- BRIEF
Without the pictures, return all of the material exactly as written.

- GIVEN RECORDS
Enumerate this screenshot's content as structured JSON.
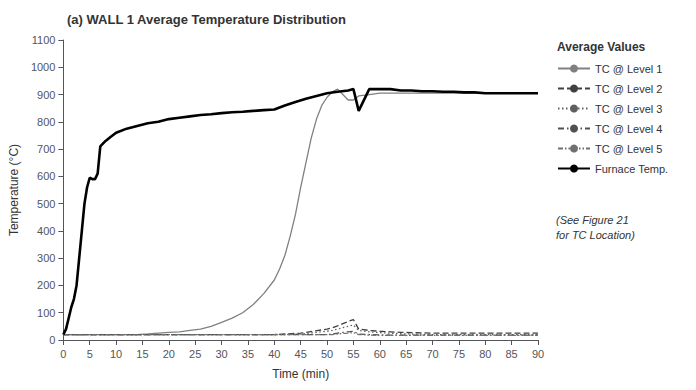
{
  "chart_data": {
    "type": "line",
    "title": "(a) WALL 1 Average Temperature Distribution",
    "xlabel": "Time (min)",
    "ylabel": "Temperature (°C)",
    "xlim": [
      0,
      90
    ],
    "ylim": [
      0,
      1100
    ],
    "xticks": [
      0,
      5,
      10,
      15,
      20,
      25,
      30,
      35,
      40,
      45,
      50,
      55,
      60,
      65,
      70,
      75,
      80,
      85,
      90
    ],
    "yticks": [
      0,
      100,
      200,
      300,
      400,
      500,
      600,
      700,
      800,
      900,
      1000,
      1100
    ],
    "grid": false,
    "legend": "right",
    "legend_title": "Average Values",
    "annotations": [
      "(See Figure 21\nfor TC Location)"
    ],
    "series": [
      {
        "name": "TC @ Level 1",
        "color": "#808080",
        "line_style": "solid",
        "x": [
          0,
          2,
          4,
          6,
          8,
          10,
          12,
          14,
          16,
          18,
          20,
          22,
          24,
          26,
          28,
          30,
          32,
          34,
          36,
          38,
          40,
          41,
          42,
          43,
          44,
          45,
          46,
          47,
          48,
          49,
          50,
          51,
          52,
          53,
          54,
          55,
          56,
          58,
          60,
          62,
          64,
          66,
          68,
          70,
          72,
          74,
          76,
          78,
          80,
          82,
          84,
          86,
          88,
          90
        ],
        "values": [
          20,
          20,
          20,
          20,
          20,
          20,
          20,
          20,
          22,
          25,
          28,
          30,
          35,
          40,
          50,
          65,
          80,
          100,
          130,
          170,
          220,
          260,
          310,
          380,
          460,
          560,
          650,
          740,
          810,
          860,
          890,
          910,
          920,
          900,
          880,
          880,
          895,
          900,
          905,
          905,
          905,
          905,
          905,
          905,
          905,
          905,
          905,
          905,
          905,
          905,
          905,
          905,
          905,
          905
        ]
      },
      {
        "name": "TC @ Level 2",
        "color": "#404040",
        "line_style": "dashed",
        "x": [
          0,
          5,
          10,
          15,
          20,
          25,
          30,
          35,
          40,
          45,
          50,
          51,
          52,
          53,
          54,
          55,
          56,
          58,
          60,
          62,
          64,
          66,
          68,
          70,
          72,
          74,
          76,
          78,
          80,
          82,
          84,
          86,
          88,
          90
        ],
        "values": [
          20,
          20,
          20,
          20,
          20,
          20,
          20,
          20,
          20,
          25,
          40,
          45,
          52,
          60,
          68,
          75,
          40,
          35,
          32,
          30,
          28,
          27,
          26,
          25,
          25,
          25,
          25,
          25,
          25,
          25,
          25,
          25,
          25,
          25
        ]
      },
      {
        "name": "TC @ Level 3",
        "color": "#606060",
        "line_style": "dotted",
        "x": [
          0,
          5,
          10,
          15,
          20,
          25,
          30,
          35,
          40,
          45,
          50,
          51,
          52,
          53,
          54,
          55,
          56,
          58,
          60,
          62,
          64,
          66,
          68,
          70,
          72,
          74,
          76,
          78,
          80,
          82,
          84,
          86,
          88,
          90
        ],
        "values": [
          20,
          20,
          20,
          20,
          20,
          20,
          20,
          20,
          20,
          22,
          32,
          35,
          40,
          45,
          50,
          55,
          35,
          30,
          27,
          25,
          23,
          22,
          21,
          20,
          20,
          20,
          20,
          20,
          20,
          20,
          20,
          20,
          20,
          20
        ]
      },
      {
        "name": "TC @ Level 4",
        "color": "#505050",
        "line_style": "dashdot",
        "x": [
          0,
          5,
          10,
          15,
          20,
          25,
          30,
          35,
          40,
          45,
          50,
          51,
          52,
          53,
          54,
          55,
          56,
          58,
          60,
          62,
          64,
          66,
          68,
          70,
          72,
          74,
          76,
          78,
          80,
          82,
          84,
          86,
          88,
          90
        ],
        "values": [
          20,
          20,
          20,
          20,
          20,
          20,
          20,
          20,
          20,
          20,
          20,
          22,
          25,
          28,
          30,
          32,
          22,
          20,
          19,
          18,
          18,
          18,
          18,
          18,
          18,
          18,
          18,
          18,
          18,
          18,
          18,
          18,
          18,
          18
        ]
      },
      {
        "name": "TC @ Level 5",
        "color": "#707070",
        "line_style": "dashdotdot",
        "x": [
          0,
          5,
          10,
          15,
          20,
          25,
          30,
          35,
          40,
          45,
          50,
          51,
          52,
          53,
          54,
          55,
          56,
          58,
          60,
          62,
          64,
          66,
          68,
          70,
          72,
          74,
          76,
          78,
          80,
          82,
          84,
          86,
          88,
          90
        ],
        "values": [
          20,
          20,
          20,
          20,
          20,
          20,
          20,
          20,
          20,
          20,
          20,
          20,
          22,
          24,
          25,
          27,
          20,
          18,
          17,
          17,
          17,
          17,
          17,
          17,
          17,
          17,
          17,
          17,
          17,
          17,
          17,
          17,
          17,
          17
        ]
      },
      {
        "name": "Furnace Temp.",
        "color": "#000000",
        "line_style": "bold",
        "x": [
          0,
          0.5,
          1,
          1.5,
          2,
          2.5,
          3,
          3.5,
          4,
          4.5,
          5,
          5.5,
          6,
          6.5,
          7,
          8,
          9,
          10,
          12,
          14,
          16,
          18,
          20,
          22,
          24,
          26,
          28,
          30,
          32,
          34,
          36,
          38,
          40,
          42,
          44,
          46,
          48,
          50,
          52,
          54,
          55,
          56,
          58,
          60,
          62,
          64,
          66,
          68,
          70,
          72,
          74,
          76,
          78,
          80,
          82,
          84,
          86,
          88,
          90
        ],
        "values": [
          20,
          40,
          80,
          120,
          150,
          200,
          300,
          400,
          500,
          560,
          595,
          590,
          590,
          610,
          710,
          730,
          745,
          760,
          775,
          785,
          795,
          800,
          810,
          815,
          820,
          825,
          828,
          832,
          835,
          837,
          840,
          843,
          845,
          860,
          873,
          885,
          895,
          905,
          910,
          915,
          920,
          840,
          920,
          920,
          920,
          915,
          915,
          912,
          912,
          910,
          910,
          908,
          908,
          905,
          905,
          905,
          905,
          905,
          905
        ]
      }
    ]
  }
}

- SOLUTION TO THIS EXERCISE
Enumerate this screenshot's content as structured JSON.
{
  "chart_data": {
    "type": "line",
    "title": "(a) WALL 1 Average Temperature Distribution",
    "xlabel": "Time (min)",
    "ylabel": "Temperature (°C)",
    "xlim": [
      0,
      90
    ],
    "ylim": [
      0,
      1100
    ],
    "xticks": [
      0,
      5,
      10,
      15,
      20,
      25,
      30,
      35,
      40,
      45,
      50,
      55,
      60,
      65,
      70,
      75,
      80,
      85,
      90
    ],
    "yticks": [
      0,
      100,
      200,
      300,
      400,
      500,
      600,
      700,
      800,
      900,
      1000,
      1100
    ],
    "grid": false,
    "legend": "right",
    "legend_title": "Average Values",
    "annotations": [
      "(See Figure 21\nfor TC Location)"
    ],
    "series": [
      {
        "name": "TC @ Level 1",
        "color": "#808080",
        "line_style": "solid",
        "x": [
          0,
          2,
          4,
          6,
          8,
          10,
          12,
          14,
          16,
          18,
          20,
          22,
          24,
          26,
          28,
          30,
          32,
          34,
          36,
          38,
          40,
          41,
          42,
          43,
          44,
          45,
          46,
          47,
          48,
          49,
          50,
          51,
          52,
          53,
          54,
          55,
          56,
          58,
          60,
          62,
          64,
          66,
          68,
          70,
          72,
          74,
          76,
          78,
          80,
          82,
          84,
          86,
          88,
          90
        ],
        "values": [
          20,
          20,
          20,
          20,
          20,
          20,
          20,
          20,
          22,
          25,
          28,
          30,
          35,
          40,
          50,
          65,
          80,
          100,
          130,
          170,
          220,
          260,
          310,
          380,
          460,
          560,
          650,
          740,
          810,
          860,
          890,
          910,
          920,
          900,
          880,
          880,
          895,
          900,
          905,
          905,
          905,
          905,
          905,
          905,
          905,
          905,
          905,
          905,
          905,
          905,
          905,
          905,
          905,
          905
        ]
      },
      {
        "name": "TC @ Level 2",
        "color": "#404040",
        "line_style": "dashed",
        "x": [
          0,
          5,
          10,
          15,
          20,
          25,
          30,
          35,
          40,
          45,
          50,
          51,
          52,
          53,
          54,
          55,
          56,
          58,
          60,
          62,
          64,
          66,
          68,
          70,
          72,
          74,
          76,
          78,
          80,
          82,
          84,
          86,
          88,
          90
        ],
        "values": [
          20,
          20,
          20,
          20,
          20,
          20,
          20,
          20,
          20,
          25,
          40,
          45,
          52,
          60,
          68,
          75,
          40,
          35,
          32,
          30,
          28,
          27,
          26,
          25,
          25,
          25,
          25,
          25,
          25,
          25,
          25,
          25,
          25,
          25
        ]
      },
      {
        "name": "TC @ Level 3",
        "color": "#606060",
        "line_style": "dotted",
        "x": [
          0,
          5,
          10,
          15,
          20,
          25,
          30,
          35,
          40,
          45,
          50,
          51,
          52,
          53,
          54,
          55,
          56,
          58,
          60,
          62,
          64,
          66,
          68,
          70,
          72,
          74,
          76,
          78,
          80,
          82,
          84,
          86,
          88,
          90
        ],
        "values": [
          20,
          20,
          20,
          20,
          20,
          20,
          20,
          20,
          20,
          22,
          32,
          35,
          40,
          45,
          50,
          55,
          35,
          30,
          27,
          25,
          23,
          22,
          21,
          20,
          20,
          20,
          20,
          20,
          20,
          20,
          20,
          20,
          20,
          20
        ]
      },
      {
        "name": "TC @ Level 4",
        "color": "#505050",
        "line_style": "dashdot",
        "x": [
          0,
          5,
          10,
          15,
          20,
          25,
          30,
          35,
          40,
          45,
          50,
          51,
          52,
          53,
          54,
          55,
          56,
          58,
          60,
          62,
          64,
          66,
          68,
          70,
          72,
          74,
          76,
          78,
          80,
          82,
          84,
          86,
          88,
          90
        ],
        "values": [
          20,
          20,
          20,
          20,
          20,
          20,
          20,
          20,
          20,
          20,
          20,
          22,
          25,
          28,
          30,
          32,
          22,
          20,
          19,
          18,
          18,
          18,
          18,
          18,
          18,
          18,
          18,
          18,
          18,
          18,
          18,
          18,
          18,
          18
        ]
      },
      {
        "name": "TC @ Level 5",
        "color": "#707070",
        "line_style": "dashdotdot",
        "x": [
          0,
          5,
          10,
          15,
          20,
          25,
          30,
          35,
          40,
          45,
          50,
          51,
          52,
          53,
          54,
          55,
          56,
          58,
          60,
          62,
          64,
          66,
          68,
          70,
          72,
          74,
          76,
          78,
          80,
          82,
          84,
          86,
          88,
          90
        ],
        "values": [
          20,
          20,
          20,
          20,
          20,
          20,
          20,
          20,
          20,
          20,
          20,
          20,
          22,
          24,
          25,
          27,
          20,
          18,
          17,
          17,
          17,
          17,
          17,
          17,
          17,
          17,
          17,
          17,
          17,
          17,
          17,
          17,
          17,
          17
        ]
      },
      {
        "name": "Furnace Temp.",
        "color": "#000000",
        "line_style": "bold",
        "x": [
          0,
          0.5,
          1,
          1.5,
          2,
          2.5,
          3,
          3.5,
          4,
          4.5,
          5,
          5.5,
          6,
          6.5,
          7,
          8,
          9,
          10,
          12,
          14,
          16,
          18,
          20,
          22,
          24,
          26,
          28,
          30,
          32,
          34,
          36,
          38,
          40,
          42,
          44,
          46,
          48,
          50,
          52,
          54,
          55,
          56,
          58,
          60,
          62,
          64,
          66,
          68,
          70,
          72,
          74,
          76,
          78,
          80,
          82,
          84,
          86,
          88,
          90
        ],
        "values": [
          20,
          40,
          80,
          120,
          150,
          200,
          300,
          400,
          500,
          560,
          595,
          590,
          590,
          610,
          710,
          730,
          745,
          760,
          775,
          785,
          795,
          800,
          810,
          815,
          820,
          825,
          828,
          832,
          835,
          837,
          840,
          843,
          845,
          860,
          873,
          885,
          895,
          905,
          910,
          915,
          920,
          840,
          920,
          920,
          920,
          915,
          915,
          912,
          912,
          910,
          910,
          908,
          908,
          905,
          905,
          905,
          905,
          905,
          905
        ]
      }
    ]
  }
}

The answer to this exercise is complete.